## PROBLEM TO SOLVE:
Single out each line with the word "здійснюється" and copy it.

____________________

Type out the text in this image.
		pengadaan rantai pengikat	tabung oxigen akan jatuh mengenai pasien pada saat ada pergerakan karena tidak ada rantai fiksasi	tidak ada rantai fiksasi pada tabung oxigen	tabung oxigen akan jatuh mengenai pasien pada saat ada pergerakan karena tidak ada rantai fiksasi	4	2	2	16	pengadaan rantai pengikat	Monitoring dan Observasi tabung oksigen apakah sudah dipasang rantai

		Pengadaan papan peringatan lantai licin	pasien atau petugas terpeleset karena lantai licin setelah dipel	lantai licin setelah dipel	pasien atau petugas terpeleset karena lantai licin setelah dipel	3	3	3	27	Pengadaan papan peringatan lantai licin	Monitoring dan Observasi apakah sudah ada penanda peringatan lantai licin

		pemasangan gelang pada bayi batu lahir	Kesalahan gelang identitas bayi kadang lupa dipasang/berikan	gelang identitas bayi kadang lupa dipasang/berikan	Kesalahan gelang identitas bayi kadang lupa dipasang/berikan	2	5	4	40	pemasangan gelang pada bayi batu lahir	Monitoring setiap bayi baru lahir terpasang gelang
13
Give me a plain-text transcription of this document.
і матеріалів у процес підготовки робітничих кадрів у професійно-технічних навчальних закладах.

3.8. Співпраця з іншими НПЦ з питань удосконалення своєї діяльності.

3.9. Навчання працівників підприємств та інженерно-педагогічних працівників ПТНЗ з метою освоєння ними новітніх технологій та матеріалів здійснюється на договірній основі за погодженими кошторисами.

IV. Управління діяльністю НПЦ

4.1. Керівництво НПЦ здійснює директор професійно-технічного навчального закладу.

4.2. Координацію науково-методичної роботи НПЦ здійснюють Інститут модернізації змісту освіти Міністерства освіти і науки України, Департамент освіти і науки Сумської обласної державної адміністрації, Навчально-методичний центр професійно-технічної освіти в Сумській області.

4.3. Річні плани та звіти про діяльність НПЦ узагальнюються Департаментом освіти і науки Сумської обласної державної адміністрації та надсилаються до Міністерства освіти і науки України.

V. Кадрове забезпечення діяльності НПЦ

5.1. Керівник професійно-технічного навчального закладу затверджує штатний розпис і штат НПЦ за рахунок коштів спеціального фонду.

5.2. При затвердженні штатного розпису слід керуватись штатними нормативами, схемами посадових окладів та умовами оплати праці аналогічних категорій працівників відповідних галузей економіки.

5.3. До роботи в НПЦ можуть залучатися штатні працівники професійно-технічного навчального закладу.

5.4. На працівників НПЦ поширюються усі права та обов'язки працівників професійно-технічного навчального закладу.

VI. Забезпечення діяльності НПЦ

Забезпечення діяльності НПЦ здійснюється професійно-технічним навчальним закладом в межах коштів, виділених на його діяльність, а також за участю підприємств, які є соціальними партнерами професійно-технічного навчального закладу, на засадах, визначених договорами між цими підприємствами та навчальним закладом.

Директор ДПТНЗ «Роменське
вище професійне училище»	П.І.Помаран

____________________

## TASK RESPONSE:
3.9. Навчання працівників підприємств та інженерно-педагогічних працівників ПТНЗ з метою освоєння ними новітніх технологій та матеріалів здійснюється на договірній основі за погодженими кошторисами.
Забезпечення діяльності НПЦ здійснюється професійно-технічним навчальним закладом в межах коштів, виділених на його діяльність, а також за участю підприємств, які є соціальними партнерами професійно-технічного навчального закладу, на засадах, визначених договорами між цими підприємствами та навчальним закладом.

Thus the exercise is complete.